> TASK REQUIREMENTS
Using the listing below, select the lines with the word "Pedroso" and copy them.

> RECORDS FOR THIS TASK
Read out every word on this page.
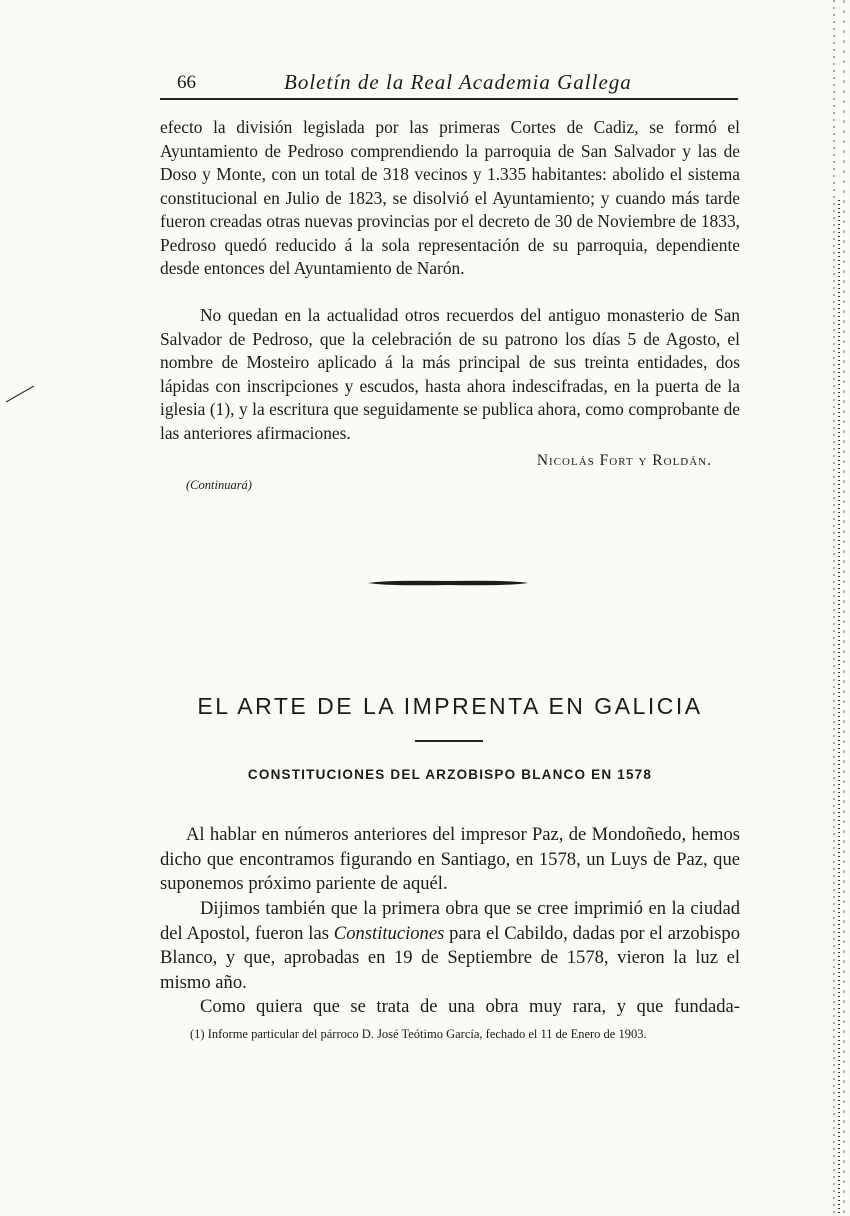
66	Boletín de la Real Academia Gallega

efecto la división legislada por las primeras Cortes de Cadiz, se formó el Ayuntamiento de Pedroso comprendiendo la parroquia de San Salvador y las de Doso y Monte, con un total de 318 vecinos y 1.335 habitantes: abolido el sistema constitucional en Julio de 1823, se disolvió el Ayuntamiento; y cuando más tarde fueron creadas otras nuevas provincias por el decreto de 30 de Noviembre de 1833, Pedroso quedó reducido á la sola representación de su parroquia, dependiente desde entonces del Ayuntamiento de Narón.

No quedan en la actualidad otros recuerdos del antiguo monasterio de San Salvador de Pedroso, que la celebración de su patrono los días 5 de Agosto, el nombre de Mosteiro aplicado á la más principal de sus treinta entidades, dos lápidas con inscripciones y escudos, hasta ahora indescifradas, en la puerta de la iglesia (1), y la escritura que seguidamente se publica ahora, como comprobante de las anteriores afirmaciones.

Nicolás Fort y Roldán.
(Continuará)
EL ARTE DE LA IMPRENTA EN GALICIA
CONSTITUCIONES DEL ARZOBISPO BLANCO EN 1578

Al hablar en números anteriores del impresor Paz, de Mondoñedo, hemos dicho que encontramos figurando en Santiago, en 1578, un Luys de Paz, que suponemos próximo pariente de aquél.

Dijimos también que la primera obra que se cree imprimió en la ciudad del Apostol, fueron las Constituciones para el Cabildo, dadas por el arzobispo Blanco, y que, aprobadas en 19 de Septiembre de 1578, vieron la luz el mismo año.

Como quiera que se trata de una obra muy rara, y que fundada-

(1) Informe particular del párroco D. José Teótimo García, fechado el 11 de Enero de 1903.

> FINISHED TASK
efecto la división legislada por las primeras Cortes de Cadiz, se formó el Ayuntamiento de Pedroso comprendiendo la parroquia de San Salvador y las de Doso y Monte, con un total de 318 vecinos y 1.335 habitantes: abolido el sistema constitucional en Julio de 1823, se disolvió el Ayuntamiento; y cuando más tarde fueron creadas otras nuevas provincias por el decreto de 30 de Noviembre de 1833, Pedroso quedó reducido á la sola representación de su parroquia, dependiente desde entonces del Ayuntamiento de Narón.
No quedan en la actualidad otros recuerdos del antiguo monasterio de San Salvador de Pedroso, que la celebración de su patrono los días 5 de Agosto, el nombre de Mosteiro aplicado á la más principal de sus treinta entidades, dos lápidas con inscripciones y escudos, hasta ahora indescifradas, en la puerta de la iglesia (1), y la escritura que seguidamente se publica ahora, como comprobante de las anteriores afirmaciones.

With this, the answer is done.